Task to carry out: Report all lines holding "label".
--- Begin Data section ---
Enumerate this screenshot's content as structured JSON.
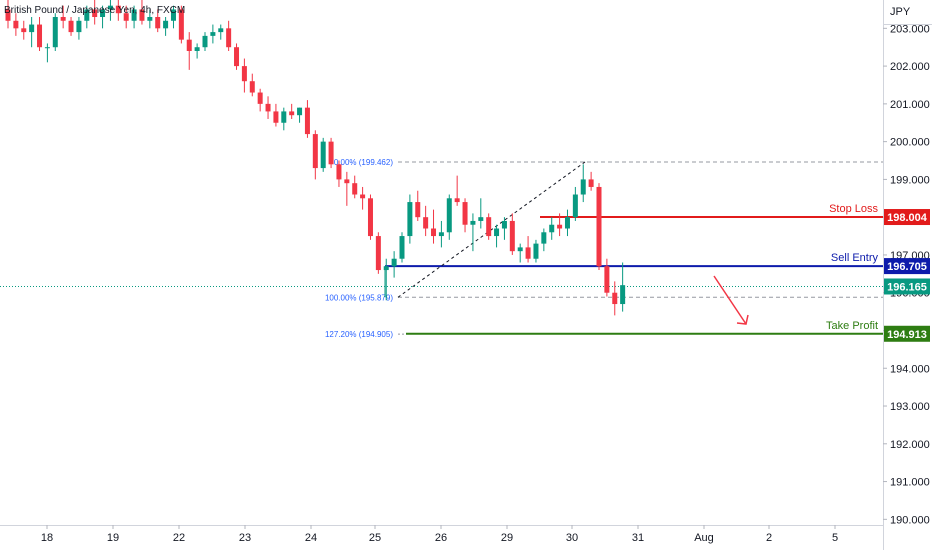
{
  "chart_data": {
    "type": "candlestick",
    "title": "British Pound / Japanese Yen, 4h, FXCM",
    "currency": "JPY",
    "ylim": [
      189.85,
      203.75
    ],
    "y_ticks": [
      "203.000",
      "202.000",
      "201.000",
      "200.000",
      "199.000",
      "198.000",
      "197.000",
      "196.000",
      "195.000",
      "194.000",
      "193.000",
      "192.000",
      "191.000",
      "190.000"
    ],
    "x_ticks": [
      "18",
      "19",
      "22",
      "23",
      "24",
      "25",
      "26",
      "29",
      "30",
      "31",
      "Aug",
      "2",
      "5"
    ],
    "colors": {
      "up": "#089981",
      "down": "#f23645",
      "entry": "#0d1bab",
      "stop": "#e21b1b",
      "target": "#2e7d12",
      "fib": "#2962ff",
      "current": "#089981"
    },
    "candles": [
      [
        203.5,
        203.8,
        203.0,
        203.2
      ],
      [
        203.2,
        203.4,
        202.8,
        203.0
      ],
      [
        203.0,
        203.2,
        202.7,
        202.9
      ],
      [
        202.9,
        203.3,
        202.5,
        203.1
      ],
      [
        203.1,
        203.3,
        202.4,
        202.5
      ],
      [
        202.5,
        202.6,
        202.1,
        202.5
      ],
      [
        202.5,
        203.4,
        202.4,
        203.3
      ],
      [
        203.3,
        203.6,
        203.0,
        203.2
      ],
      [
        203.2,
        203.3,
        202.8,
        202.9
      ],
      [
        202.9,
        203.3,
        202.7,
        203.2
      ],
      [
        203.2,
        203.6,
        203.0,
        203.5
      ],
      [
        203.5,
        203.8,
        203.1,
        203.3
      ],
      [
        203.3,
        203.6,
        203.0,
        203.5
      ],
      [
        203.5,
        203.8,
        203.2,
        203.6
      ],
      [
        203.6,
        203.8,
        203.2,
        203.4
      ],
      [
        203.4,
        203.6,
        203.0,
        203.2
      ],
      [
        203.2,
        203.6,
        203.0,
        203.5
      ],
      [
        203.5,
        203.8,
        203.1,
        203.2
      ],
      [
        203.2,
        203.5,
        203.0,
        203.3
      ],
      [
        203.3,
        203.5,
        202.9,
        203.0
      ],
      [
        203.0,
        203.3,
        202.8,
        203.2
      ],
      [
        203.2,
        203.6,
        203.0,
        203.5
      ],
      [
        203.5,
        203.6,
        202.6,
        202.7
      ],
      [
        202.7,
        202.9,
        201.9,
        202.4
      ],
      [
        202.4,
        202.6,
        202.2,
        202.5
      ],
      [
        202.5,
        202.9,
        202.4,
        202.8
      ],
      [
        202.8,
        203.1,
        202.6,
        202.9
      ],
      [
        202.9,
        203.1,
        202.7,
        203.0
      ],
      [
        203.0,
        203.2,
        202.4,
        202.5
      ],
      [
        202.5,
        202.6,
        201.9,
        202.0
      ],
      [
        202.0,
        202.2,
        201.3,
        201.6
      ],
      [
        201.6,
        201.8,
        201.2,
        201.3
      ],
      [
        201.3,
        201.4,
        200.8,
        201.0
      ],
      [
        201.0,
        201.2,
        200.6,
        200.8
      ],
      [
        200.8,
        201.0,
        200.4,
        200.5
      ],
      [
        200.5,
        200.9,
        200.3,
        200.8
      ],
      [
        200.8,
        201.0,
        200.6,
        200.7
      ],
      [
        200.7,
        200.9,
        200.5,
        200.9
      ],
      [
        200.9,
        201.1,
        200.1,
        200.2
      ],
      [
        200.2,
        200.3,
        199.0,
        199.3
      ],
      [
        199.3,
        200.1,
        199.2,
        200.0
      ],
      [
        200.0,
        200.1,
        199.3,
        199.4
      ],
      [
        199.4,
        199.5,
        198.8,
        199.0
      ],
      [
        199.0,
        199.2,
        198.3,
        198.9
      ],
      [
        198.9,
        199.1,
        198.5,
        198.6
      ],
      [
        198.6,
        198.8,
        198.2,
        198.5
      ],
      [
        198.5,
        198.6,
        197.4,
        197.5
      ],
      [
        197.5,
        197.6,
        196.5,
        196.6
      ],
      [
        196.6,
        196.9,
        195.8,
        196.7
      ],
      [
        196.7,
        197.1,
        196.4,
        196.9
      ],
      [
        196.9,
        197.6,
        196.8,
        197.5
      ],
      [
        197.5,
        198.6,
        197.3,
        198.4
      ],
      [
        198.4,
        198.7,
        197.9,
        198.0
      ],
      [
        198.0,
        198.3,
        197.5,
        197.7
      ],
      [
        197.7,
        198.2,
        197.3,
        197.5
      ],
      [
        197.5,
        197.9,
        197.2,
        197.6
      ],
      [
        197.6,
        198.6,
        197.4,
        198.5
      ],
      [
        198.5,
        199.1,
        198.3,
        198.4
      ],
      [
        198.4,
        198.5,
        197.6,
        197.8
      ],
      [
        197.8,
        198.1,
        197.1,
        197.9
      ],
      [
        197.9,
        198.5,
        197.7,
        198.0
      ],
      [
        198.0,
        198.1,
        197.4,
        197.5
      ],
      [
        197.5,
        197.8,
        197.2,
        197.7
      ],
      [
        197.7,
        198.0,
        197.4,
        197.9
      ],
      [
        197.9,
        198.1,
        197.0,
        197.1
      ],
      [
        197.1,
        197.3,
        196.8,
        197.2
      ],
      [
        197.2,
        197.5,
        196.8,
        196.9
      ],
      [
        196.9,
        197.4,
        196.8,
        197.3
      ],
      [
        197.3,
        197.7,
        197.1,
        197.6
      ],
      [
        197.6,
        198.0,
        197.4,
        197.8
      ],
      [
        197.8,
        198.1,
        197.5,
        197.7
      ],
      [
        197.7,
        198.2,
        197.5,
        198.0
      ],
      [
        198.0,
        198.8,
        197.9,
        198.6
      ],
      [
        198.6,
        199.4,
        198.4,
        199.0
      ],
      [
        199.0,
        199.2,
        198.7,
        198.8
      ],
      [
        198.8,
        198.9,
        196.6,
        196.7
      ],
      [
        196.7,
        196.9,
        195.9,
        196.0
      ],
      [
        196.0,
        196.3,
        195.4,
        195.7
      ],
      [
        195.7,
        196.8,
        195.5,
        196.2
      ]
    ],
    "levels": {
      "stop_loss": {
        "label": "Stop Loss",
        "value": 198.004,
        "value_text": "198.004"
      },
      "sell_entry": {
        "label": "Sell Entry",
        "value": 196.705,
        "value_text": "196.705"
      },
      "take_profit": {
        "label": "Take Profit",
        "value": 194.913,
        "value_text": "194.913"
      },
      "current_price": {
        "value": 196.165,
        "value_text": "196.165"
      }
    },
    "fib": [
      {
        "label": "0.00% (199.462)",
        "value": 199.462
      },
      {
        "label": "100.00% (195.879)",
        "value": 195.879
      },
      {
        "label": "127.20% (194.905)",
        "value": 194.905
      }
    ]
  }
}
--- End Data section ---
The output:
        "label": "Stop Loss",
        "label": "Sell Entry",
        "label": "Take Profit",
        "label": "0.00% (199.462)",
        "label": "100.00% (195.879)",
        "label": "127.20% (194.905)",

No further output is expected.